## What you should do
Scan the entries below and extract each line with the word "JSON" in it.

## Material for this exercise
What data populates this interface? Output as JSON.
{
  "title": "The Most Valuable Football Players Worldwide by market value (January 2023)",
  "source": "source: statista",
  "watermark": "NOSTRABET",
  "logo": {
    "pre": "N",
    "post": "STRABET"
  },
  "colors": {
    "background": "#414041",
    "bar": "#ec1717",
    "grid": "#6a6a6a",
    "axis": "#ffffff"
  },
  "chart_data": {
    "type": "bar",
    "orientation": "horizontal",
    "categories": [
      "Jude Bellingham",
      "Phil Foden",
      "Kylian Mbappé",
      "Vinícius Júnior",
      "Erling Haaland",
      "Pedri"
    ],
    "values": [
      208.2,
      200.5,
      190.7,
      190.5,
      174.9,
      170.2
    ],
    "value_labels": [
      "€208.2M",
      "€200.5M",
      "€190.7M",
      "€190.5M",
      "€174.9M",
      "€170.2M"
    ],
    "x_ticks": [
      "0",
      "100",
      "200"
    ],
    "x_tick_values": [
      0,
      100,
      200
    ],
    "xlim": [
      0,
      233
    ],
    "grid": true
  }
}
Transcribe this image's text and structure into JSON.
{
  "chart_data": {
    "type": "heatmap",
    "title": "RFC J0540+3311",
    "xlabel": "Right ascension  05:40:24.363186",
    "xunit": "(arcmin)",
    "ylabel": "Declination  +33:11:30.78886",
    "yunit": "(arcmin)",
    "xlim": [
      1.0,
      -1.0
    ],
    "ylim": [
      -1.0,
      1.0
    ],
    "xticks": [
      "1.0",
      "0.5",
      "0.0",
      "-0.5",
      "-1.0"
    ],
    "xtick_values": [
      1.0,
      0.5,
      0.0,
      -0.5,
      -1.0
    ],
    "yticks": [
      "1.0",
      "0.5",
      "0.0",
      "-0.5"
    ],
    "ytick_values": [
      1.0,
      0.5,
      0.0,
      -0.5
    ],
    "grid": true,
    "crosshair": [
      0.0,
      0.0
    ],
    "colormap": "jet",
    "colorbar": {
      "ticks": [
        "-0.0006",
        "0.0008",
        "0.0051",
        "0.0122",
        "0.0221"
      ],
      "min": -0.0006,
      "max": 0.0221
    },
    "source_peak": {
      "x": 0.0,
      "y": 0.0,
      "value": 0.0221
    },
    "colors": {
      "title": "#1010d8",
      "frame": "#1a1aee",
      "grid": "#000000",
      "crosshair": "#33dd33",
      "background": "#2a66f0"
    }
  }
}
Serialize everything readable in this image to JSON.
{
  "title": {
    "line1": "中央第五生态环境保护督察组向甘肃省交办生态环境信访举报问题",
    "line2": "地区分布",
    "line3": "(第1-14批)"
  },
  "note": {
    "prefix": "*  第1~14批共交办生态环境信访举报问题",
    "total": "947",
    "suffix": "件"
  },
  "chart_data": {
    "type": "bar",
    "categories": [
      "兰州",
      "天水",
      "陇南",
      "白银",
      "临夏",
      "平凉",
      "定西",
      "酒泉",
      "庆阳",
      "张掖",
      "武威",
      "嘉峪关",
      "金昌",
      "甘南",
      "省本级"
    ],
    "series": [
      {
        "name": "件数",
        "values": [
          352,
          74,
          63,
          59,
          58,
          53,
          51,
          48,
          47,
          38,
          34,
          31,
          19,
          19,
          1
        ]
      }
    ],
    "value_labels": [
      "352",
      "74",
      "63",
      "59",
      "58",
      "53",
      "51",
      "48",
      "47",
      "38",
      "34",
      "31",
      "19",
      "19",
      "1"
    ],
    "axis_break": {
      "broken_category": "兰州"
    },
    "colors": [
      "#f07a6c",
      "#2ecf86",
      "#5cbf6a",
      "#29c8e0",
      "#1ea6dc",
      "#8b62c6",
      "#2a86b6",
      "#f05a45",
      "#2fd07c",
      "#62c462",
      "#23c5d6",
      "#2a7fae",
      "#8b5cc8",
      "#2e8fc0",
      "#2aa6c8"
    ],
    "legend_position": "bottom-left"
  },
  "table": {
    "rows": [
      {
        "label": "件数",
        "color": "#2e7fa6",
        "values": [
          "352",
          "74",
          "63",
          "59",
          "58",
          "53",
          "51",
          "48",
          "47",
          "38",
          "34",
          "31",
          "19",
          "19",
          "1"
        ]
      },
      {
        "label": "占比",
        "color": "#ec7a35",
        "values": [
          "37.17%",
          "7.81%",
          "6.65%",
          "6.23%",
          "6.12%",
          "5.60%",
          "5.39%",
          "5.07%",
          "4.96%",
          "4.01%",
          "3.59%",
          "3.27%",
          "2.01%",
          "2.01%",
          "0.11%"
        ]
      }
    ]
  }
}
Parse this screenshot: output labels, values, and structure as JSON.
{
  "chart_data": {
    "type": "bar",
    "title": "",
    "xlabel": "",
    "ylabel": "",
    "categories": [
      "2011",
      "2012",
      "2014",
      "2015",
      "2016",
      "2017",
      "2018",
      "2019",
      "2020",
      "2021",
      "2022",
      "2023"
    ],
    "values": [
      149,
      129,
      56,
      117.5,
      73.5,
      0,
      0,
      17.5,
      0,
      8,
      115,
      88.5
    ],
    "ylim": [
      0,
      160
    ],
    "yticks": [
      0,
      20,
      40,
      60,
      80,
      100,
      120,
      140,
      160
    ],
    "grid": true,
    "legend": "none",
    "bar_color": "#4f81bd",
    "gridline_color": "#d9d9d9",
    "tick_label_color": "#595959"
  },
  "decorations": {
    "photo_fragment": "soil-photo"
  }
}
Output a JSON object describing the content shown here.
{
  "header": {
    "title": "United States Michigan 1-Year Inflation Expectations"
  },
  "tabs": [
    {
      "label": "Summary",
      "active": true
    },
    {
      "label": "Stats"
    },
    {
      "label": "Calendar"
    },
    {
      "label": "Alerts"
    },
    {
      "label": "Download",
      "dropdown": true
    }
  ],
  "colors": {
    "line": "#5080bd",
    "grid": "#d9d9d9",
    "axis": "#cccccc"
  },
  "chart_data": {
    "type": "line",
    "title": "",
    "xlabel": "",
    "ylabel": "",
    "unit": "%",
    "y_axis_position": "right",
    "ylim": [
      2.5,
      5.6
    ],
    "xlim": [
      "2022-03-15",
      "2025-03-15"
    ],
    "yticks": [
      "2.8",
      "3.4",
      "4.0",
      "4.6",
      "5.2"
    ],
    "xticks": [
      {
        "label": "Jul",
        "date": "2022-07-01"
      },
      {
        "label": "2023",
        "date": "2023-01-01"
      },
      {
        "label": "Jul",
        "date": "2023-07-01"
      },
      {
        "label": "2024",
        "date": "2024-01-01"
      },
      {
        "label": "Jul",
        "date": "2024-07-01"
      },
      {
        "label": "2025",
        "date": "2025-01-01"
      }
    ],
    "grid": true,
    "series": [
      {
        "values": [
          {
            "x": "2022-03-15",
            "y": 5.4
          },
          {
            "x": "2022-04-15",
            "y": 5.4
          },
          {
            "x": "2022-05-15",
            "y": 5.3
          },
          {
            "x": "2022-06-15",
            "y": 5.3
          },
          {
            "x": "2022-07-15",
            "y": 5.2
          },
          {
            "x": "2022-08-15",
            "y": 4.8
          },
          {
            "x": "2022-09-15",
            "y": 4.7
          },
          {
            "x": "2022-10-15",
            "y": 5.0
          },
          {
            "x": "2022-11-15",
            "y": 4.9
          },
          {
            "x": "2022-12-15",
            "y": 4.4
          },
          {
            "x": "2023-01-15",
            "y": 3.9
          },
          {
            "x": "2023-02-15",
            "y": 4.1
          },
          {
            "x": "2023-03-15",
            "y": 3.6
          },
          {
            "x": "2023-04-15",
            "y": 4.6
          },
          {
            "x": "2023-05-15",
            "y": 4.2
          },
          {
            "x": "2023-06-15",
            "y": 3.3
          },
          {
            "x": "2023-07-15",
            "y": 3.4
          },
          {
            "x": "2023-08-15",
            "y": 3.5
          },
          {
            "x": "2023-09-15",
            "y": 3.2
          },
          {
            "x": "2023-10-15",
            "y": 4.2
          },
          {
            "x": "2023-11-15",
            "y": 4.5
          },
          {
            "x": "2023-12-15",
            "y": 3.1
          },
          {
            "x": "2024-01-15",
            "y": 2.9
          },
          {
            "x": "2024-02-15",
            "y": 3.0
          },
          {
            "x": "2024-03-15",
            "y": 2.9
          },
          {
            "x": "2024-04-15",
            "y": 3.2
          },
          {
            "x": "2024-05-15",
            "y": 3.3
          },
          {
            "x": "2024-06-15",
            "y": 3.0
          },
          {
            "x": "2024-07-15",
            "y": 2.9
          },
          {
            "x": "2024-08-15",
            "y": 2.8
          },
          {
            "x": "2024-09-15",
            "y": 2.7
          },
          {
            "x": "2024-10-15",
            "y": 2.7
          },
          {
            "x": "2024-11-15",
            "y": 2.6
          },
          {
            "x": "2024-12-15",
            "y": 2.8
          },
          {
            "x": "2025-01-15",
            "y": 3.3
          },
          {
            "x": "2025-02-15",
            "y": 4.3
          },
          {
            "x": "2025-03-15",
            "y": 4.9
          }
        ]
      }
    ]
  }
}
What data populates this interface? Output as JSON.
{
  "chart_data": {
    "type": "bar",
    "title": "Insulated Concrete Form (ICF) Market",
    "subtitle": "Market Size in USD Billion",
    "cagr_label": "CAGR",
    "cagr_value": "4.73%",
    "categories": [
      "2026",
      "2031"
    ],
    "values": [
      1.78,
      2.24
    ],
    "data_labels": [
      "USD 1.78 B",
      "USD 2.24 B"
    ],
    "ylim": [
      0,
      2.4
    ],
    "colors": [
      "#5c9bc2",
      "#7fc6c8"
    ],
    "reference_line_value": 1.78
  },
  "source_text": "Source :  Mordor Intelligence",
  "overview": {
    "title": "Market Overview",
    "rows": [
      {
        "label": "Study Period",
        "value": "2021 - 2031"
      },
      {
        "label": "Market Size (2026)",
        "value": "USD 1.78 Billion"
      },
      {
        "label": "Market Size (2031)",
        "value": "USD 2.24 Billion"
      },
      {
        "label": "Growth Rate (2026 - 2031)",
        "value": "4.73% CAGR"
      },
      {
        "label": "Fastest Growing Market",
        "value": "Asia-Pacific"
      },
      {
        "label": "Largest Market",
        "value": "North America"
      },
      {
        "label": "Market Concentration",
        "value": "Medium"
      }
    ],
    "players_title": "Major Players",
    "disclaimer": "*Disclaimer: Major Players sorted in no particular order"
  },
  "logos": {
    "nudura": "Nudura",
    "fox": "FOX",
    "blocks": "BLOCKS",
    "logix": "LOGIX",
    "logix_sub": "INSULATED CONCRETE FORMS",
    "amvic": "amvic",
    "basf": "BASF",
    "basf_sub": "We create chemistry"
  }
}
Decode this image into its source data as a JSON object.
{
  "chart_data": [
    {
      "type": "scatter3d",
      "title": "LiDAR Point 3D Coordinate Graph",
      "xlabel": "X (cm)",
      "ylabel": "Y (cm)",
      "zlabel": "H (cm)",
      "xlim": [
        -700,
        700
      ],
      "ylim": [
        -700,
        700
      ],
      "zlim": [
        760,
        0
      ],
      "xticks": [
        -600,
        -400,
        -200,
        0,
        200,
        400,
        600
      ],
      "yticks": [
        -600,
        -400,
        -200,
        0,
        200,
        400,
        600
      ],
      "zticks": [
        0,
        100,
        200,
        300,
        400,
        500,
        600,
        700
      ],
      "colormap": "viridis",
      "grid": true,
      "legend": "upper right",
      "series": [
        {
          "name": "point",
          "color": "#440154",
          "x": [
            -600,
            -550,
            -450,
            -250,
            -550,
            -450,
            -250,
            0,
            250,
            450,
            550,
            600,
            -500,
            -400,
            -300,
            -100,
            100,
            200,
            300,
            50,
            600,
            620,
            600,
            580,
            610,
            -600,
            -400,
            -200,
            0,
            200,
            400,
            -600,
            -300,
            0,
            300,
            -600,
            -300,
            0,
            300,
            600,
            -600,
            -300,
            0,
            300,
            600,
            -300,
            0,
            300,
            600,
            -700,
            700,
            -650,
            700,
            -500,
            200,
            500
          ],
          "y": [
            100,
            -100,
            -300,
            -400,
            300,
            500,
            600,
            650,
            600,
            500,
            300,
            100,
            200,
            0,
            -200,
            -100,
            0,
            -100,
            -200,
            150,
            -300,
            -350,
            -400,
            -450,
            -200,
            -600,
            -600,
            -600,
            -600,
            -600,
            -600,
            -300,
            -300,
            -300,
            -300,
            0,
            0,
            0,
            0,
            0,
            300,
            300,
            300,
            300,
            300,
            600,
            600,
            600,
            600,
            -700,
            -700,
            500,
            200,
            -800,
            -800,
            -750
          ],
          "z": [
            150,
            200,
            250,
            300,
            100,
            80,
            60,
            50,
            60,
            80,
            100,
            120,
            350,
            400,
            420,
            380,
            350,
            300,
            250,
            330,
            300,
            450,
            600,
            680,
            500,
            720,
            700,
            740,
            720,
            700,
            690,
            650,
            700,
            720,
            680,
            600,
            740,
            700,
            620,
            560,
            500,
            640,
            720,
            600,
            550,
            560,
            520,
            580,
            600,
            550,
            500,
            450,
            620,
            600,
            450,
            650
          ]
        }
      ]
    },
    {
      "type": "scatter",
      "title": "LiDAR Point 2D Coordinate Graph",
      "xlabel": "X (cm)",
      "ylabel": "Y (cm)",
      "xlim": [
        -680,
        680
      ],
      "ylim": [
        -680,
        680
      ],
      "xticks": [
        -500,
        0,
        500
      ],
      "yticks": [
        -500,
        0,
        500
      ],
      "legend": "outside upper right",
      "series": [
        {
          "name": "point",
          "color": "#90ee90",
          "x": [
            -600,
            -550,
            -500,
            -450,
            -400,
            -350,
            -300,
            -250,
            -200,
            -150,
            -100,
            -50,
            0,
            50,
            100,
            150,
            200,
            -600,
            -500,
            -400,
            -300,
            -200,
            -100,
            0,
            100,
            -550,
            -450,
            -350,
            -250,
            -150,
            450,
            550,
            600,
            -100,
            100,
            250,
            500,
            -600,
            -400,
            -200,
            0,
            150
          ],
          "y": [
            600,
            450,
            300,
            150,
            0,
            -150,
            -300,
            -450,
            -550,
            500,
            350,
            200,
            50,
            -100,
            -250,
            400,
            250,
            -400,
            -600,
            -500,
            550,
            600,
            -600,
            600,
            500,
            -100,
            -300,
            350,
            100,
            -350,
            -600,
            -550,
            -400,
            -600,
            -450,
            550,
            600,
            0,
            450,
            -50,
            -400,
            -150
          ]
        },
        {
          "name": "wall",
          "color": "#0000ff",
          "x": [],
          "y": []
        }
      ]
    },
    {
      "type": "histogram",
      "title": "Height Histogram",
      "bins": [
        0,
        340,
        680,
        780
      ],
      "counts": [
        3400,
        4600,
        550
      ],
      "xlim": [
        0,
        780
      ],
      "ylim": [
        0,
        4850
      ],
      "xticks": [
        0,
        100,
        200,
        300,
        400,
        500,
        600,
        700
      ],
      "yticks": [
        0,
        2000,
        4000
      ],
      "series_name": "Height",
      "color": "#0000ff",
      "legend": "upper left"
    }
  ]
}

## Correct answer
What data populates this interface? Output as JSON.
Transcribe this image's text and structure into JSON.
Serialize everything readable in this image to JSON.
Parse this screenshot: output labels, values, and structure as JSON.
Output a JSON object describing the content shown here.
What data populates this interface? Output as JSON.
Decode this image into its source data as a JSON object.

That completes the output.